§ DIRECTIONS FOR THIS TASK
In the entries below, find every line with "ylabel" and copy it.

(Entries from a visual dataset)
________________________
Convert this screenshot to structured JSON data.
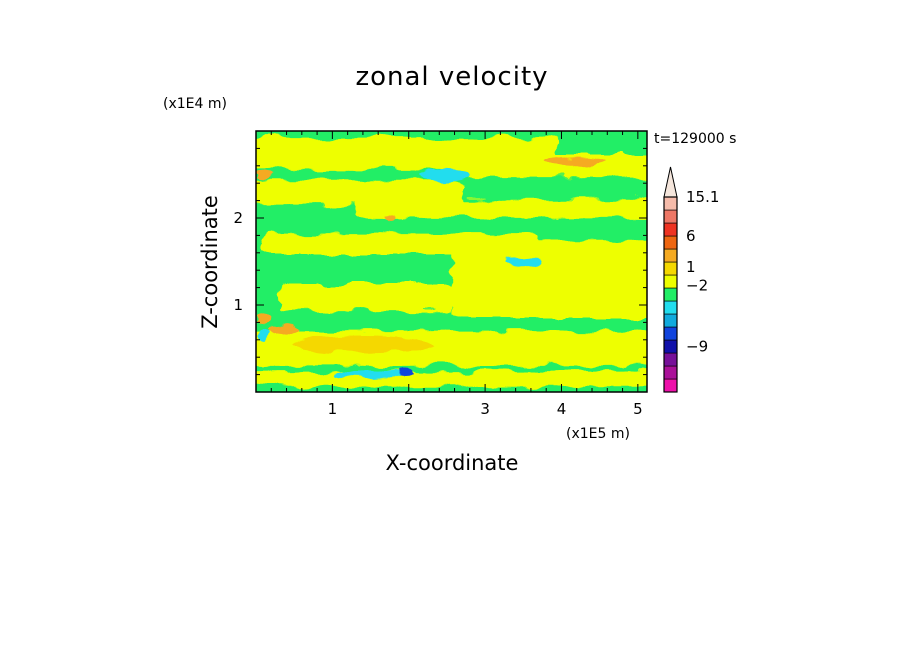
{
  "chart_data": {
    "type": "heatmap",
    "title": "zonal velocity",
    "xlabel": "X-coordinate",
    "ylabel": "Z-coordinate",
    "x_scale_label": "(x1E5 m)",
    "y_scale_label": "(x1E4 m)",
    "time_label": "t=129000 s",
    "xlim": [
      0,
      5.12
    ],
    "ylim": [
      0,
      3.0
    ],
    "x_ticks": [
      1,
      2,
      3,
      4,
      5
    ],
    "y_ticks": [
      1,
      2
    ],
    "colorbar": {
      "levels_bottom_to_top": [
        {
          "color": "#ee11aa"
        },
        {
          "color": "#aa1199"
        },
        {
          "color": "#771199"
        },
        {
          "color": "#1111aa"
        },
        {
          "color": "#1144dd"
        },
        {
          "color": "#11aadd"
        },
        {
          "color": "#22ddee"
        },
        {
          "color": "#22ee66"
        },
        {
          "color": "#eeff00"
        },
        {
          "color": "#f5d800"
        },
        {
          "color": "#f5aa22"
        },
        {
          "color": "#ee6611"
        },
        {
          "color": "#ee3322"
        },
        {
          "color": "#ee7766"
        },
        {
          "color": "#f5bbaa"
        }
      ],
      "extend_top_color": "#f5e6dc",
      "labels": [
        {
          "text": "15.1",
          "level": 15
        },
        {
          "text": "6",
          "level": 12
        },
        {
          "text": "1",
          "level": 9.6
        },
        {
          "text": "−2",
          "level": 8.2
        },
        {
          "text": "−9",
          "level": 3.5
        }
      ]
    },
    "background_color": "#22ee66",
    "bands": [
      {
        "color": "#eeff00",
        "z": 0.15,
        "half_width": 0.09,
        "x_start": 0.0,
        "x_end": 5.12
      },
      {
        "color": "#eeff00",
        "z": 0.5,
        "half_width": 0.2,
        "x_start": 0.0,
        "x_end": 5.12
      },
      {
        "color": "#eeff00",
        "z": 1.3,
        "half_width": 0.45,
        "x_start": 2.7,
        "x_end": 5.12
      },
      {
        "color": "#eeff00",
        "z": 1.08,
        "half_width": 0.15,
        "x_start": 0.4,
        "x_end": 2.5
      },
      {
        "color": "#eeff00",
        "z": 1.7,
        "half_width": 0.12,
        "x_start": 0.2,
        "x_end": 3.6
      },
      {
        "color": "#eeff00",
        "z": 2.1,
        "half_width": 0.11,
        "x_start": 1.4,
        "x_end": 5.12
      },
      {
        "color": "#eeff00",
        "z": 2.3,
        "half_width": 0.14,
        "x_start": 0.0,
        "x_end": 2.6
      },
      {
        "color": "#eeff00",
        "z": 2.6,
        "half_width": 0.13,
        "x_start": 2.5,
        "x_end": 5.12
      },
      {
        "color": "#eeff00",
        "z": 2.75,
        "half_width": 0.18,
        "x_start": 0.0,
        "x_end": 3.8
      }
    ],
    "blobs": [
      {
        "color": "#f5d800",
        "x": 1.4,
        "z": 0.55,
        "rx": 0.9,
        "rz": 0.1
      },
      {
        "color": "#f5aa22",
        "x": 0.35,
        "z": 0.72,
        "rx": 0.2,
        "rz": 0.07
      },
      {
        "color": "#f5aa22",
        "x": 0.1,
        "z": 0.85,
        "rx": 0.1,
        "rz": 0.08
      },
      {
        "color": "#f5aa22",
        "x": 4.2,
        "z": 2.65,
        "rx": 0.4,
        "rz": 0.05
      },
      {
        "color": "#f5aa22",
        "x": 0.1,
        "z": 2.5,
        "rx": 0.1,
        "rz": 0.05
      },
      {
        "color": "#f5aa22",
        "x": 1.75,
        "z": 2.0,
        "rx": 0.07,
        "rz": 0.04
      },
      {
        "color": "#22ddee",
        "x": 1.45,
        "z": 0.2,
        "rx": 0.45,
        "rz": 0.05
      },
      {
        "color": "#1144dd",
        "x": 1.95,
        "z": 0.23,
        "rx": 0.1,
        "rz": 0.04
      },
      {
        "color": "#22ddee",
        "x": 2.45,
        "z": 2.5,
        "rx": 0.32,
        "rz": 0.07
      },
      {
        "color": "#22ddee",
        "x": 3.5,
        "z": 1.5,
        "rx": 0.25,
        "rz": 0.06
      },
      {
        "color": "#22ddee",
        "x": 0.1,
        "z": 0.65,
        "rx": 0.06,
        "rz": 0.08
      }
    ]
  }
}
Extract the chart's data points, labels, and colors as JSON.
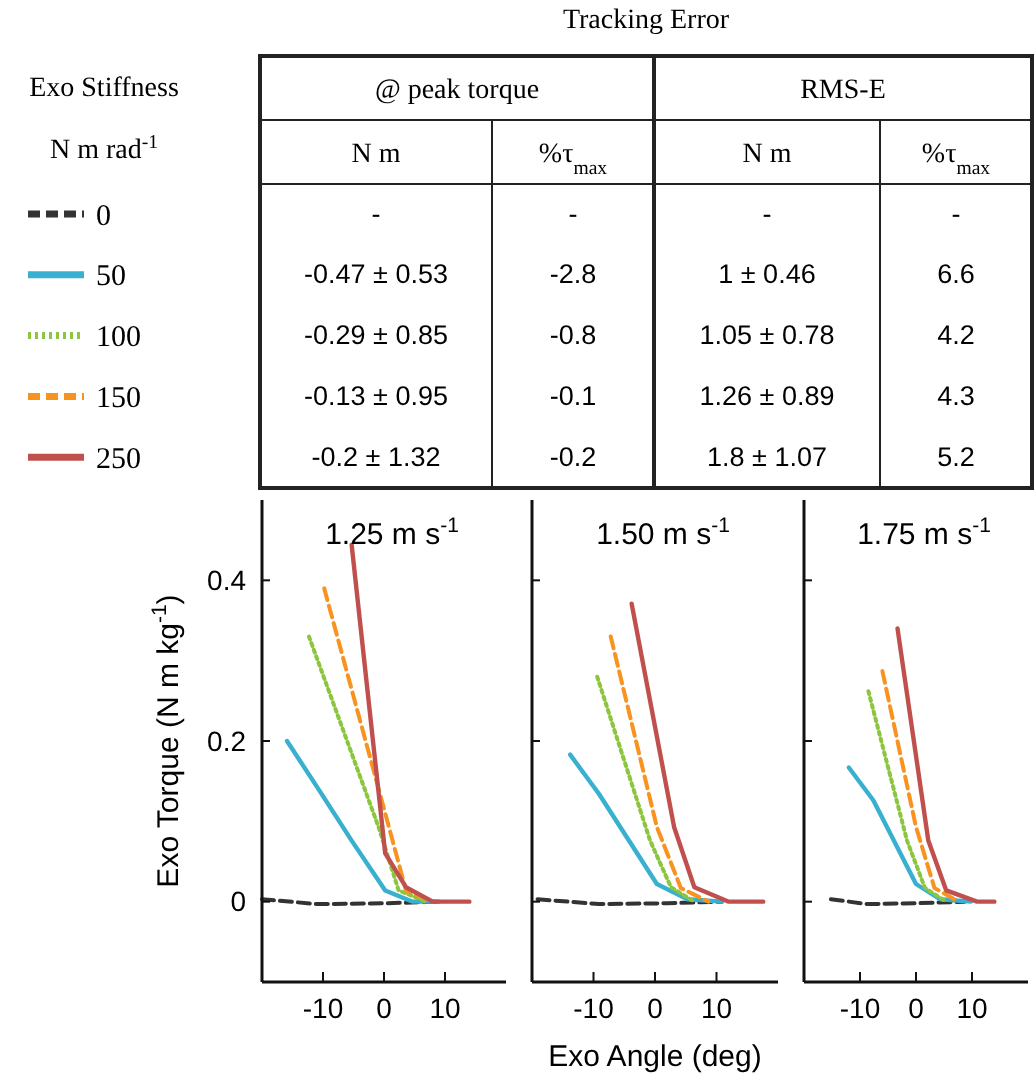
{
  "chart_data": [
    {
      "type": "other",
      "title": "Tracking Error",
      "annotations": [
        "@ peak torque",
        "RMS-E",
        "N m",
        "%τ$_{max}$",
        "N m",
        "%τ$_{max}$",
        "-",
        "-",
        "-",
        "-",
        "-0.47 ± 0.53",
        "-2.8",
        "1 ± 0.46",
        "6.6",
        "-0.29 ± 0.85",
        "-0.8",
        "1.05 ± 0.78",
        "4.2",
        "-0.13 ± 0.95",
        "-0.1",
        "1.26 ± 0.89",
        "4.3",
        "-0.2 ± 1.32",
        "-0.2",
        "1.8 ± 1.07",
        "5.2"
      ]
    },
    {
      "type": "line",
      "title": "1.25 m s$^{-1}$",
      "ylabel": "Exo Torque (N m kg$^{-1}$)",
      "legend_title": "Exo Stiffness\nN m rad$^{-1}$",
      "legend": "left",
      "xlim": [
        -20,
        20
      ],
      "xticks": [
        -10,
        0,
        10
      ],
      "ylim": [
        -0.1,
        0.5
      ],
      "yticks": [
        0,
        0.2,
        0.4
      ],
      "series": [
        {
          "name": "0",
          "color": "#333333",
          "line_style": "dashed",
          "x": [
            -20,
            -10.9,
            0.2,
            9
          ],
          "values": [
            0.003,
            -0.003,
            -0.002,
            0
          ]
        },
        {
          "name": "50",
          "color": "#3ab0d0",
          "line_style": "solid",
          "x": [
            -15.9,
            -10.9,
            -5.3,
            0.2,
            4.7,
            9
          ],
          "values": [
            0.2,
            0.142,
            0.076,
            0.014,
            0,
            0
          ]
        },
        {
          "name": "100",
          "color": "#8cc63f",
          "line_style": "dotted",
          "x": [
            -12.3,
            -0.9,
            2.4,
            6.9
          ],
          "values": [
            0.33,
            0.093,
            0.014,
            0
          ]
        },
        {
          "name": "150",
          "color": "#f7931e",
          "line_style": "dashed",
          "x": [
            -9.8,
            0.2,
            3.6,
            8
          ],
          "values": [
            0.39,
            0.11,
            0.014,
            0
          ]
        },
        {
          "name": "250",
          "color": "#c0504d",
          "line_style": "solid",
          "x": [
            -5.3,
            0.2,
            3.6,
            8,
            14
          ],
          "values": [
            0.444,
            0.06,
            0.018,
            0,
            0
          ]
        }
      ]
    },
    {
      "type": "line",
      "title": "1.50 m s$^{-1}$",
      "xlabel": "Exo Angle (deg)",
      "tick_labels": "x",
      "xlim": [
        -20,
        20
      ],
      "xticks": [
        -10,
        0,
        10
      ],
      "ylim": [
        -0.1,
        0.5
      ],
      "yticks": [
        0,
        0.2,
        0.4
      ],
      "series": [
        {
          "color": "#333333",
          "line_style": "dashed",
          "x": [
            -19.1,
            -9.1,
            2,
            10.9
          ],
          "values": [
            0.003,
            -0.003,
            -0.002,
            0
          ]
        },
        {
          "color": "#3ab0d0",
          "line_style": "solid",
          "x": [
            -13.8,
            -9.1,
            0.3,
            5.3,
            10.9
          ],
          "values": [
            0.183,
            0.134,
            0.022,
            0.003,
            0
          ]
        },
        {
          "color": "#8cc63f",
          "line_style": "dotted",
          "x": [
            -9.4,
            -0.8,
            2.6,
            6.4
          ],
          "values": [
            0.28,
            0.076,
            0.018,
            0
          ]
        },
        {
          "color": "#f7931e",
          "line_style": "dashed",
          "x": [
            -7.2,
            0.3,
            4.2,
            8.7
          ],
          "values": [
            0.33,
            0.093,
            0.017,
            0
          ]
        },
        {
          "color": "#c0504d",
          "line_style": "solid",
          "x": [
            -3.8,
            3.1,
            6.4,
            12,
            17.6
          ],
          "values": [
            0.371,
            0.093,
            0.018,
            0,
            0
          ]
        }
      ]
    },
    {
      "type": "line",
      "title": "1.75 m s$^{-1}$",
      "tick_labels": "x",
      "xlim": [
        -20,
        20
      ],
      "xticks": [
        -10,
        0,
        10
      ],
      "ylim": [
        -0.1,
        0.5
      ],
      "yticks": [
        0,
        0.2,
        0.4
      ],
      "series": [
        {
          "color": "#333333",
          "line_style": "dashed",
          "x": [
            -15.2,
            -8.7,
            0,
            8.7
          ],
          "values": [
            0.003,
            -0.003,
            -0.002,
            0
          ]
        },
        {
          "color": "#3ab0d0",
          "line_style": "solid",
          "x": [
            -12,
            -7.6,
            0,
            4.3,
            9.8
          ],
          "values": [
            0.167,
            0.126,
            0.022,
            0.003,
            0
          ]
        },
        {
          "color": "#8cc63f",
          "line_style": "dotted",
          "x": [
            -8.5,
            -1.6,
            1.6,
            5.4
          ],
          "values": [
            0.262,
            0.076,
            0.017,
            0
          ]
        },
        {
          "color": "#f7931e",
          "line_style": "dashed",
          "x": [
            -6,
            0,
            3.3,
            7.6
          ],
          "values": [
            0.287,
            0.093,
            0.017,
            0
          ]
        },
        {
          "color": "#c0504d",
          "line_style": "solid",
          "x": [
            -3.3,
            2.2,
            5.4,
            10.9,
            14
          ],
          "values": [
            0.34,
            0.076,
            0.014,
            0,
            0
          ]
        }
      ]
    }
  ]
}
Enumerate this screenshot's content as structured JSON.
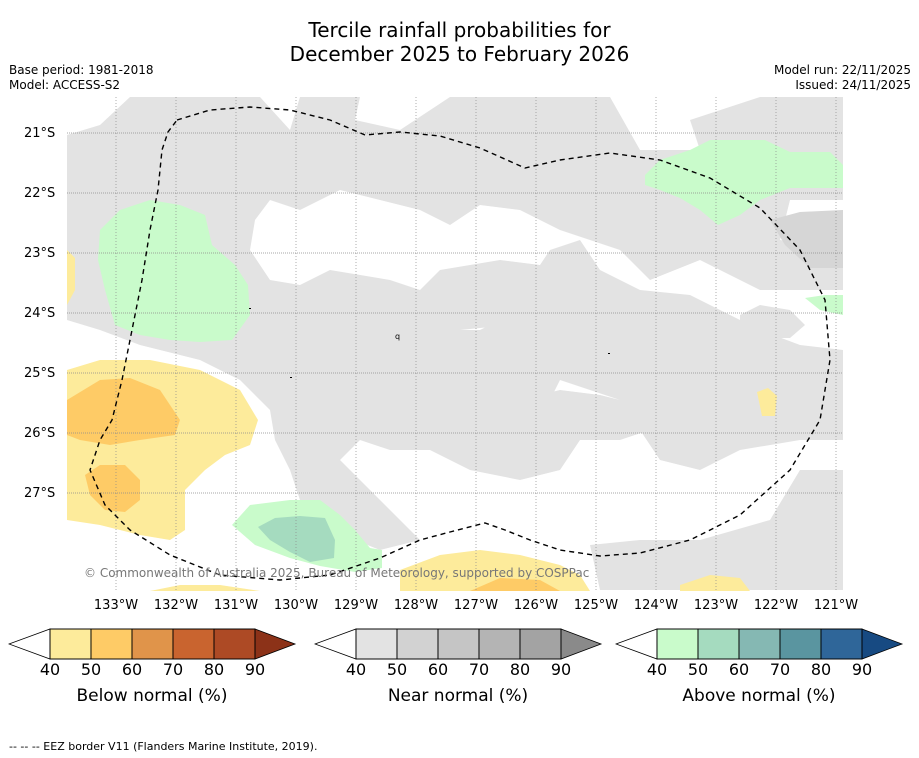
________________________
§ TASK RESPONSE
    "ylabel": "Z-coordinate",
      "ylabel": "Exo Torque (N m kg$^{-1}$)",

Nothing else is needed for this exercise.